## YOUR INSTRUCTIONS
In the entries below, find every line holding the string "JSON" and collect it.

* BEGIN PROVIDED DATA *

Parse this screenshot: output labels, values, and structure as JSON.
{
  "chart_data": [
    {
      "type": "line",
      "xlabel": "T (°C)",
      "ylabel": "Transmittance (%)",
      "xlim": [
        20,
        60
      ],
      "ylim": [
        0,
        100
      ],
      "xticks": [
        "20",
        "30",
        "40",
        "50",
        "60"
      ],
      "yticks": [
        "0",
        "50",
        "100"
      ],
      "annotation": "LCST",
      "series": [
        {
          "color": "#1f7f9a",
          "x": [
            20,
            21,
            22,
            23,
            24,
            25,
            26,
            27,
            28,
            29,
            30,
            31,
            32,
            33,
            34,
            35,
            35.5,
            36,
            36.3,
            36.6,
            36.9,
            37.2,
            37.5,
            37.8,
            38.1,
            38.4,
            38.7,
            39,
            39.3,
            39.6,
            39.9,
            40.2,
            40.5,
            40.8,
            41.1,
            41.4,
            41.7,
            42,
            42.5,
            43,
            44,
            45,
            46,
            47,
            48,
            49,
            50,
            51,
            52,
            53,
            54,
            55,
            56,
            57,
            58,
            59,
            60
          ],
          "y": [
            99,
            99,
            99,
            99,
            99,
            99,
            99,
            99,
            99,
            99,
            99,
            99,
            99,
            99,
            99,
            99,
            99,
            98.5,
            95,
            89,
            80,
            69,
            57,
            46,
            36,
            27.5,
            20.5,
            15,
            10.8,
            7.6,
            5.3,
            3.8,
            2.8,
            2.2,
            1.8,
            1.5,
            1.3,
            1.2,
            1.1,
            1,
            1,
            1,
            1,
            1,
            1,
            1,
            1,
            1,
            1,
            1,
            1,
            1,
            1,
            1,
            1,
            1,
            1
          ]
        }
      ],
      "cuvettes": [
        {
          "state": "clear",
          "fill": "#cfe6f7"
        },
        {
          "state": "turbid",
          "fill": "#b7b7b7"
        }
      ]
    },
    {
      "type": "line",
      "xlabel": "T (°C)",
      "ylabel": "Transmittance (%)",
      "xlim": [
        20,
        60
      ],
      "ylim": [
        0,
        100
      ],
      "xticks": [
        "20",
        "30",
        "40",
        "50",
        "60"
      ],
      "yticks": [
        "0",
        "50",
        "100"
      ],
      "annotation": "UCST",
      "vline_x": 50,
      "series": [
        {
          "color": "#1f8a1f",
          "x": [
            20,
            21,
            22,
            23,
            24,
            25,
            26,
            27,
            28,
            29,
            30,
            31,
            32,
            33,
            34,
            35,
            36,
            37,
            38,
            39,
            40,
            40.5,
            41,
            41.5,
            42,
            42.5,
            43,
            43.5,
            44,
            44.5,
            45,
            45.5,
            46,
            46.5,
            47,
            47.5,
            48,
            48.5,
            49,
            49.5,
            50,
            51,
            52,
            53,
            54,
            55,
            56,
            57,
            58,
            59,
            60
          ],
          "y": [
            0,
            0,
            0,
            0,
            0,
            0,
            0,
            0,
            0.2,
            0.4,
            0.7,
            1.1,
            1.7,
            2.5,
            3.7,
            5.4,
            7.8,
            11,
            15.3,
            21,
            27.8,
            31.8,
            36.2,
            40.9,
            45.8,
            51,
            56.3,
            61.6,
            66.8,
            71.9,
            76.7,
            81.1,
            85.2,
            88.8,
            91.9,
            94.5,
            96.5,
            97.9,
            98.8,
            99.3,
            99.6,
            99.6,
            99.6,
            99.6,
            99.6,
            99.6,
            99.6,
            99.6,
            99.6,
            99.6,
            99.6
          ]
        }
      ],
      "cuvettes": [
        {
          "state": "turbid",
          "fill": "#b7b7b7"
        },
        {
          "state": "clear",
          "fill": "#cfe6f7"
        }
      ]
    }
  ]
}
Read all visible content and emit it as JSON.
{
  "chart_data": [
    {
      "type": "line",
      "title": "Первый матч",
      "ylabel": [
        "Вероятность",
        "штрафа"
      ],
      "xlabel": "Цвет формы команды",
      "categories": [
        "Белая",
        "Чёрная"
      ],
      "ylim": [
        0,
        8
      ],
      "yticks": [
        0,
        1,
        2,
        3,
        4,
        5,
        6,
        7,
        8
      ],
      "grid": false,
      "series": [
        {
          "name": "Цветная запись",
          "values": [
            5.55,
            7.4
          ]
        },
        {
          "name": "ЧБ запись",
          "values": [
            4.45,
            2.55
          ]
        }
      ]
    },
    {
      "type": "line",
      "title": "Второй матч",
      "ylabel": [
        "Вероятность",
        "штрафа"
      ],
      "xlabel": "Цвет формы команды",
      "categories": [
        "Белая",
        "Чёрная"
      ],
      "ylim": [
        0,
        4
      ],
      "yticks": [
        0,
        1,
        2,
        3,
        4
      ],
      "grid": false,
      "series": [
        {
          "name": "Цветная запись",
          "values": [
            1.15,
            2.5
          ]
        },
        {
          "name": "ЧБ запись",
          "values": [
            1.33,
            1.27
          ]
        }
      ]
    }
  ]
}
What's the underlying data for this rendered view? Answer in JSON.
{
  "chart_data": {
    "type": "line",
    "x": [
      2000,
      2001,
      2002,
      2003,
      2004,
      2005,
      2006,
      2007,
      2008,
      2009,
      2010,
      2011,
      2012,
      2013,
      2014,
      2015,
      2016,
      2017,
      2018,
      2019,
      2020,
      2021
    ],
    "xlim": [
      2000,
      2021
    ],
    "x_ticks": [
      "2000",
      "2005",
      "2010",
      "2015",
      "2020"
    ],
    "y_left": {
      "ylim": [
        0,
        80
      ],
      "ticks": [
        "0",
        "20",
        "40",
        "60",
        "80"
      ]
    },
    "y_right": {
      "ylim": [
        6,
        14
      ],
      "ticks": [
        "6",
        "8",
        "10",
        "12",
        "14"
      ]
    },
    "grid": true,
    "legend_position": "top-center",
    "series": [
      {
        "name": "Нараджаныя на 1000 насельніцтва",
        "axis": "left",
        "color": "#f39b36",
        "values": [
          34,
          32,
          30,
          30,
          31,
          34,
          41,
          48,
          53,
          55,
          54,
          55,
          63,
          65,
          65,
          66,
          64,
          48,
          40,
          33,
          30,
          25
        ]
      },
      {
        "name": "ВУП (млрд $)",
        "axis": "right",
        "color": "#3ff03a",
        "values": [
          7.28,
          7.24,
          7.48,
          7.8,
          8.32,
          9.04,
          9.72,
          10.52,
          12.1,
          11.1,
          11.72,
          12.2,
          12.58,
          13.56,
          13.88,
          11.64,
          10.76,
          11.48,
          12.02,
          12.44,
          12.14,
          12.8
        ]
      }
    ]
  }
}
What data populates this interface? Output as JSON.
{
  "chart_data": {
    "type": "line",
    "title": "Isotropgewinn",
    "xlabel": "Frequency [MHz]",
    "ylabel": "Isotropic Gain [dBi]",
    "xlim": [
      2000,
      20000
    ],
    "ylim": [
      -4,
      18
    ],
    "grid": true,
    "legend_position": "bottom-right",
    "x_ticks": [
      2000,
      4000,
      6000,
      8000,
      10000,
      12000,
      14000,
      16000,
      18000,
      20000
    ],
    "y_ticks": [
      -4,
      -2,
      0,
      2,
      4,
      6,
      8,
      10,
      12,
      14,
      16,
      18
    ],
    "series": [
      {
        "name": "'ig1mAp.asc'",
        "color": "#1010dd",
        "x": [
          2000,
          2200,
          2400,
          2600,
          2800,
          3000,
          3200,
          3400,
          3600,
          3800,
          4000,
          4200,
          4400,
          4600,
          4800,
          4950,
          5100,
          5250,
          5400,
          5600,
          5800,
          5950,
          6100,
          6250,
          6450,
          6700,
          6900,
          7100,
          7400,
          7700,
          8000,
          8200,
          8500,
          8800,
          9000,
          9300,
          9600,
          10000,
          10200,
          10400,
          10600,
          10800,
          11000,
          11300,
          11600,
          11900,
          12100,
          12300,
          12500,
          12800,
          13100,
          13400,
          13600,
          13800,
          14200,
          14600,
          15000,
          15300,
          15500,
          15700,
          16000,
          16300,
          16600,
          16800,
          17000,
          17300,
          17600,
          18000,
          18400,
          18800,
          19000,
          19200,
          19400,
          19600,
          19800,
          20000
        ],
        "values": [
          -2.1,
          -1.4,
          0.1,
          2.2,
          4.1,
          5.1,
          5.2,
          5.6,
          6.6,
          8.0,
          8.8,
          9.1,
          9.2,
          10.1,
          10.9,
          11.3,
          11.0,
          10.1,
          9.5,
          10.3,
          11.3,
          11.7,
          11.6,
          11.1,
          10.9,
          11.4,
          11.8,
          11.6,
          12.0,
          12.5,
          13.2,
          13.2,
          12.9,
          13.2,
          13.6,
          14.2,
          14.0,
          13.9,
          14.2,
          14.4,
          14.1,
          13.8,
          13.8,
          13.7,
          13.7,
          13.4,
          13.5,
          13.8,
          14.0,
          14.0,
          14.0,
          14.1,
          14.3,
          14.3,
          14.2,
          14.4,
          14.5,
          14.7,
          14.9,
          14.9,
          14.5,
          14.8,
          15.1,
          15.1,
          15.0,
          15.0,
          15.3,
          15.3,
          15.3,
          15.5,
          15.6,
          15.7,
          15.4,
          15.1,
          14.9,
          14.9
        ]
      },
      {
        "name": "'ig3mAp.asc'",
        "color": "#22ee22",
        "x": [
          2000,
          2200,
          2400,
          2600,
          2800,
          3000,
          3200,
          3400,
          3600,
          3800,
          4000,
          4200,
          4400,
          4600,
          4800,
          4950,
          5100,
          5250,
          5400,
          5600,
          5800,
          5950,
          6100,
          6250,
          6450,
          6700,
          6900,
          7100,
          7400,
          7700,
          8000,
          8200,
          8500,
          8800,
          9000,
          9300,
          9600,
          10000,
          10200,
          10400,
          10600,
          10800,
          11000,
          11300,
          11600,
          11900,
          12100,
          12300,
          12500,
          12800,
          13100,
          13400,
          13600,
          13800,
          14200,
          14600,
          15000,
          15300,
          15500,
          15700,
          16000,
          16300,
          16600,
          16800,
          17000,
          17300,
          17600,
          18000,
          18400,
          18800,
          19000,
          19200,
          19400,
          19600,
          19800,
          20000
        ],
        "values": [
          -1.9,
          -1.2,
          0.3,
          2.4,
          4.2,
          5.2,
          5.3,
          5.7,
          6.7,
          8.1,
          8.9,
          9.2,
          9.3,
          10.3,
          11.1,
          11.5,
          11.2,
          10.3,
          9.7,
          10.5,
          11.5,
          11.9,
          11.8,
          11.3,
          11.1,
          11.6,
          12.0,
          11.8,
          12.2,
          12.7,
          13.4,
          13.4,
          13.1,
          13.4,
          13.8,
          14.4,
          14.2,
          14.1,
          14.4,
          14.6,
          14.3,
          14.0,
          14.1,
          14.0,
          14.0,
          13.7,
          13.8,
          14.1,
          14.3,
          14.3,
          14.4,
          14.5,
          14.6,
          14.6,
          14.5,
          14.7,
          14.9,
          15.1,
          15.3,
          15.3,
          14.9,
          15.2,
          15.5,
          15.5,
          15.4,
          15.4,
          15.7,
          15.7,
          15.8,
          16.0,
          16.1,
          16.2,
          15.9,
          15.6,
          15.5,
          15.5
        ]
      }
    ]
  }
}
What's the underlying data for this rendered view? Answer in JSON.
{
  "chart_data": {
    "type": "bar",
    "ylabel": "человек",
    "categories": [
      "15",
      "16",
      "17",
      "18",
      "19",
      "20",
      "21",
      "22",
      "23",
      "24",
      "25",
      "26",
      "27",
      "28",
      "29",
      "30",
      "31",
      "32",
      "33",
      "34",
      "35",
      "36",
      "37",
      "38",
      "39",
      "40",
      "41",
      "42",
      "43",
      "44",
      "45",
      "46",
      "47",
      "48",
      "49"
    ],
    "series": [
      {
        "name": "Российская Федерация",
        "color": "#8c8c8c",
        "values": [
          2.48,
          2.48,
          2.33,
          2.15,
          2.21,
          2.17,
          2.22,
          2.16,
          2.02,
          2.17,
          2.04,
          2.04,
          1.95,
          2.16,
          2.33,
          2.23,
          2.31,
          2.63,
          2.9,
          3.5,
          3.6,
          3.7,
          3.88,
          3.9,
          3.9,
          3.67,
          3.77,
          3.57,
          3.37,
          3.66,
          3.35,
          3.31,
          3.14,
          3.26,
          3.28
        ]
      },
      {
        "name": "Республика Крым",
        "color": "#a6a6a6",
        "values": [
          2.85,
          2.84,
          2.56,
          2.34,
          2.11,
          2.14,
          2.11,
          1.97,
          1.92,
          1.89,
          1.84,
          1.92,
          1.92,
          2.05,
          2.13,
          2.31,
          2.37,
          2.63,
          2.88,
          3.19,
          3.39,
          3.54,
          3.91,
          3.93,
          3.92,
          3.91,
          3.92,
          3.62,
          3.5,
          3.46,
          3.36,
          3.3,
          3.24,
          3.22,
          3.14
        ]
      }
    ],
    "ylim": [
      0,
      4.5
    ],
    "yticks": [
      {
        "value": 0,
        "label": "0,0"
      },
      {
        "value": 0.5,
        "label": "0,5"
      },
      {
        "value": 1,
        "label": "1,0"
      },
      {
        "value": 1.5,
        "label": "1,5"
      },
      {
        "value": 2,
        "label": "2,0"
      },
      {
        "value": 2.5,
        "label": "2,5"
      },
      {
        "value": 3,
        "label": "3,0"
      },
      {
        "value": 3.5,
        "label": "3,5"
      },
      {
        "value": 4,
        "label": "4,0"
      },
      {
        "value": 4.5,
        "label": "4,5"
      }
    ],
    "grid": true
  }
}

* END PROVIDED DATA *

## SOLUTION TO THIS TASK
Parse this screenshot: output labels, values, and structure as JSON.
Read all visible content and emit it as JSON.
What's the underlying data for this rendered view? Answer in JSON.
What data populates this interface? Output as JSON.
What's the underlying data for this rendered view? Answer in JSON.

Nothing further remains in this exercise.